* TASK PROMPT
From the entries below, work out the number of lines that hold the word "this", and give that number alone.

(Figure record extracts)
■ ■ ■

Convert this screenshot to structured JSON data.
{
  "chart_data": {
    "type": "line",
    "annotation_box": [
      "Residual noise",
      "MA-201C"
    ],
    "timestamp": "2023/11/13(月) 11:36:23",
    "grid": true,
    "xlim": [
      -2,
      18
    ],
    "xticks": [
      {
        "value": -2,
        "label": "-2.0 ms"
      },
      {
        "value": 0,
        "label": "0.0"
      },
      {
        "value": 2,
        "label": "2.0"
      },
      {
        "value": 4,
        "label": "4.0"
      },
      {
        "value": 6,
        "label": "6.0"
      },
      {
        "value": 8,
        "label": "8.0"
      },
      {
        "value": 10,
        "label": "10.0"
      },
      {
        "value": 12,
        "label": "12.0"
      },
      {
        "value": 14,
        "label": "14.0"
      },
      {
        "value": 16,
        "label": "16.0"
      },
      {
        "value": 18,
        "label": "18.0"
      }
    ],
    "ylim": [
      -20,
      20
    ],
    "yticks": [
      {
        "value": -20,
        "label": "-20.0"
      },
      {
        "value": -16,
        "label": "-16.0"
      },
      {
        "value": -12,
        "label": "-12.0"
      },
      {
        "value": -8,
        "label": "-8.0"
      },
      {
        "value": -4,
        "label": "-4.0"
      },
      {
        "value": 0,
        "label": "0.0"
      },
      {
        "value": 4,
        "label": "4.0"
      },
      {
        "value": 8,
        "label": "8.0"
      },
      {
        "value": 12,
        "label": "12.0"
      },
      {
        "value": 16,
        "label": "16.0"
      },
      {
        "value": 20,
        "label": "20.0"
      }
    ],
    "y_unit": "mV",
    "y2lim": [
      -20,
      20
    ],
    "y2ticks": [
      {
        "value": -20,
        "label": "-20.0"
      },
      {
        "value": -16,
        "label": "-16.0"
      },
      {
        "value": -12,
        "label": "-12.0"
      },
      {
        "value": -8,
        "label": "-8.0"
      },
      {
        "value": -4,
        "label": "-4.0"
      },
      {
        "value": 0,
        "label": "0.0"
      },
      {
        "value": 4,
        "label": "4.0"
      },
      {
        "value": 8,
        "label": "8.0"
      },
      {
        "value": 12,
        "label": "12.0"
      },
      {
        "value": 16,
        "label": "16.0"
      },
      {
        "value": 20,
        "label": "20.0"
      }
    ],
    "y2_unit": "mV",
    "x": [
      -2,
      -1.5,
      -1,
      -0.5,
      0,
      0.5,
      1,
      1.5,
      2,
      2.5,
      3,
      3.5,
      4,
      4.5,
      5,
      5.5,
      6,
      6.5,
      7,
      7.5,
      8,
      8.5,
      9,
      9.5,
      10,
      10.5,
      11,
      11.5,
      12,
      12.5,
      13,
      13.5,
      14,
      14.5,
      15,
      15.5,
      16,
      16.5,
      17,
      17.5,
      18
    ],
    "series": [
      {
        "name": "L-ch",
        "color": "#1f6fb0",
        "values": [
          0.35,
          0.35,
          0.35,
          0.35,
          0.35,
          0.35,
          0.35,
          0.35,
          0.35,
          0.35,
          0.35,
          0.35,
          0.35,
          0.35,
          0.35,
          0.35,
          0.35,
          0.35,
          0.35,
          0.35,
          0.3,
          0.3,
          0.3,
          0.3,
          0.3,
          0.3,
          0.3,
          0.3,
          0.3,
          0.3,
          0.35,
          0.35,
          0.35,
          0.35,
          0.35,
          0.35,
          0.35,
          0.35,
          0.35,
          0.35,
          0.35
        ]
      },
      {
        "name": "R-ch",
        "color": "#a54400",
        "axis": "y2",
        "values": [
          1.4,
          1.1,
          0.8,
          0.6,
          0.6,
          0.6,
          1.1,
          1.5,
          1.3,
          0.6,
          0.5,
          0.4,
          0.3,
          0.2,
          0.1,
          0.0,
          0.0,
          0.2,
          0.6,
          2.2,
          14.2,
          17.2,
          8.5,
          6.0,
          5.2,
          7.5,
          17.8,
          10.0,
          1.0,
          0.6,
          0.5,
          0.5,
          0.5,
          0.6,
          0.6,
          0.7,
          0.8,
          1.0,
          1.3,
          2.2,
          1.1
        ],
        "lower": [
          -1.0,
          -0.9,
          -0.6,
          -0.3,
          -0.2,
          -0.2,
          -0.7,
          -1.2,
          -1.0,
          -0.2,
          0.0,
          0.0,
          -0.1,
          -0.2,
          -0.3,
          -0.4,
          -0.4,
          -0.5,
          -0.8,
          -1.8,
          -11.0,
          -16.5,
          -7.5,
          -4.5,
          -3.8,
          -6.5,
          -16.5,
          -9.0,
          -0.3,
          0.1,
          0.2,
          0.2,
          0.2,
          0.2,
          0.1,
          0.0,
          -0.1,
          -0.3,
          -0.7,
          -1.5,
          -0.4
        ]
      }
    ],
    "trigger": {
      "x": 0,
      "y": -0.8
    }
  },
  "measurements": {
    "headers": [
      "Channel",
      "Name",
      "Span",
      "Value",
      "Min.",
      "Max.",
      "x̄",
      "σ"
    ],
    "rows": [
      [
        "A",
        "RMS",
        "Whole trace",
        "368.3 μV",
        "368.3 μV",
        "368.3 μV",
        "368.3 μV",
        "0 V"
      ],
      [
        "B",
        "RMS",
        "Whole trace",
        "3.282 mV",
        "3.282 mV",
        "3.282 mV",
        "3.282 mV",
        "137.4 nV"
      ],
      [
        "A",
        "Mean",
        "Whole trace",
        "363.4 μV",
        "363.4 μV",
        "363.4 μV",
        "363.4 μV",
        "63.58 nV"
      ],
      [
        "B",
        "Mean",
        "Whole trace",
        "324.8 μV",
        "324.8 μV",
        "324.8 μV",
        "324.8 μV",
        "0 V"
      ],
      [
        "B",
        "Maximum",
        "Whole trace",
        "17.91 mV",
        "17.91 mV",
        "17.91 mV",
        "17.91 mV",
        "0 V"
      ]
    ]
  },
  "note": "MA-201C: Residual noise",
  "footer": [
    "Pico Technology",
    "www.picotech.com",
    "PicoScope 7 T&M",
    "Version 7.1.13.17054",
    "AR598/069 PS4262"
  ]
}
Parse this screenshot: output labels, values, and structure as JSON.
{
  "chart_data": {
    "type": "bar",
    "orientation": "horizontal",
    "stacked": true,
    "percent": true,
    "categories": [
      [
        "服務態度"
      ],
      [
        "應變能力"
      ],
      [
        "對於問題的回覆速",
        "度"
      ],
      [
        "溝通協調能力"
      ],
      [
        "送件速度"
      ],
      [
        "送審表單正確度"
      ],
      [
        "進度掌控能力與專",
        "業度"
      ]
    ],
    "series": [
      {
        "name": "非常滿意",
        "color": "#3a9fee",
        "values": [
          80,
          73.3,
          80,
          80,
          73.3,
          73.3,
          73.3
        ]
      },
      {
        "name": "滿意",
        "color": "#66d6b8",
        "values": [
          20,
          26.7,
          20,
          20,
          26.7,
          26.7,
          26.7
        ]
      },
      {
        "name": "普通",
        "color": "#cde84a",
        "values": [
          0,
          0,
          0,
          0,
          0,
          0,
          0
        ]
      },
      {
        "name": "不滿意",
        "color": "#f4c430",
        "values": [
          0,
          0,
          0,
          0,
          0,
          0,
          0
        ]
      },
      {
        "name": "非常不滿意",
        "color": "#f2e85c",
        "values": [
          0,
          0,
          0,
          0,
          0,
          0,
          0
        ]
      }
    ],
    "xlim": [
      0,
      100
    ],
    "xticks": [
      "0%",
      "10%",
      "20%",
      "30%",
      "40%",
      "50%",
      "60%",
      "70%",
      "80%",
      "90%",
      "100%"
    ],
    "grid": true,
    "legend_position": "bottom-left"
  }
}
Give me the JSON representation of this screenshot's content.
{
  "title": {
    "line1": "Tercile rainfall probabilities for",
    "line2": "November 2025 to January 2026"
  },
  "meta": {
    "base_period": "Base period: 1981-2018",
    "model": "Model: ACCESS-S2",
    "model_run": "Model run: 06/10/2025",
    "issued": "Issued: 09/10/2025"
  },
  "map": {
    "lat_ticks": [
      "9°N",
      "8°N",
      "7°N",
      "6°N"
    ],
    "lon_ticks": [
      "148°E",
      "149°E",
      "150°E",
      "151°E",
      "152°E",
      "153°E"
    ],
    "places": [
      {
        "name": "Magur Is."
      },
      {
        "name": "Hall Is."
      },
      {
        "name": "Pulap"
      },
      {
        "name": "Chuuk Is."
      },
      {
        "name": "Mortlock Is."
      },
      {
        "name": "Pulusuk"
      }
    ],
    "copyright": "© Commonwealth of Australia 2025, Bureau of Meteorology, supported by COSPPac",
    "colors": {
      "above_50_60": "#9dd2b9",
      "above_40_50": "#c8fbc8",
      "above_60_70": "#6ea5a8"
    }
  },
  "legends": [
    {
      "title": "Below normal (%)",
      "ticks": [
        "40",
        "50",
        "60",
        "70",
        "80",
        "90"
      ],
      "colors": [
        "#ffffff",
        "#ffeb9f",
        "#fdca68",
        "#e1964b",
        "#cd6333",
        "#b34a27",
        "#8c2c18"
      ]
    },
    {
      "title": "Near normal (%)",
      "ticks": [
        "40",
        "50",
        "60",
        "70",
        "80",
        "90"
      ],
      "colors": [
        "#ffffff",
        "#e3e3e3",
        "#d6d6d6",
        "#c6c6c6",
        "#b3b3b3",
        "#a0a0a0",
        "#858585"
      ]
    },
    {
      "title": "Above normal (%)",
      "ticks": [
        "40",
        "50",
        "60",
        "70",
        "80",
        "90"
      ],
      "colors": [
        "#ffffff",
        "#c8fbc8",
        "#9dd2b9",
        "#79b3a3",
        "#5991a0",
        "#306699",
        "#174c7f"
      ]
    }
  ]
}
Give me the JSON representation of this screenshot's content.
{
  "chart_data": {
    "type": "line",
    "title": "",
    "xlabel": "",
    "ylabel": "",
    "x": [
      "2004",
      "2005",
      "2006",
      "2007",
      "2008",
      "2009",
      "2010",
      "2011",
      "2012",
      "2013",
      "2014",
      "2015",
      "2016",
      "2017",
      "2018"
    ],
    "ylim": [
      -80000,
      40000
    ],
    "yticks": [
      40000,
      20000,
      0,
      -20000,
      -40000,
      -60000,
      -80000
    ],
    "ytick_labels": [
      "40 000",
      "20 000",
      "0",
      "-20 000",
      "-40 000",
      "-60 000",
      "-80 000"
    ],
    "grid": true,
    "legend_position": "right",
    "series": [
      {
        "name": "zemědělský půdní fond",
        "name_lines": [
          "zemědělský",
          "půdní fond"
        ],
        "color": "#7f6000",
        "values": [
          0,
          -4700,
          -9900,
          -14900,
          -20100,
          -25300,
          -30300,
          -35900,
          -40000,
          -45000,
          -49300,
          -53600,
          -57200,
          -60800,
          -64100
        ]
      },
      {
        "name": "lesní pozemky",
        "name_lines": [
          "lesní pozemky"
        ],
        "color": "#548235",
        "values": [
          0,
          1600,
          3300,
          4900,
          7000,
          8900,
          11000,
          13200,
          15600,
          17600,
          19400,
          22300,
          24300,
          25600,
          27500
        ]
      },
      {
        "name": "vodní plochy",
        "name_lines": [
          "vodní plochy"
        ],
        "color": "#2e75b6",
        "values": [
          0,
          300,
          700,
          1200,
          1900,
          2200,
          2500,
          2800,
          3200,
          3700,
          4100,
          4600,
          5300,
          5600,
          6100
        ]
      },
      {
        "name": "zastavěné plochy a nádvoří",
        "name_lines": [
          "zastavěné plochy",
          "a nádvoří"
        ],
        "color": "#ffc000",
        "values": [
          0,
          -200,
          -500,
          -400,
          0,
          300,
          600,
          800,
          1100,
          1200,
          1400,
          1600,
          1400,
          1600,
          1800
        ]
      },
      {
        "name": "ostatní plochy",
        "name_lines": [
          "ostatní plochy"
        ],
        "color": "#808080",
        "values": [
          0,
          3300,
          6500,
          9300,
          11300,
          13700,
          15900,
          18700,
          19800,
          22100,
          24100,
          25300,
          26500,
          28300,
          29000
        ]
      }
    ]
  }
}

■ ■ ■

* ANSWER
4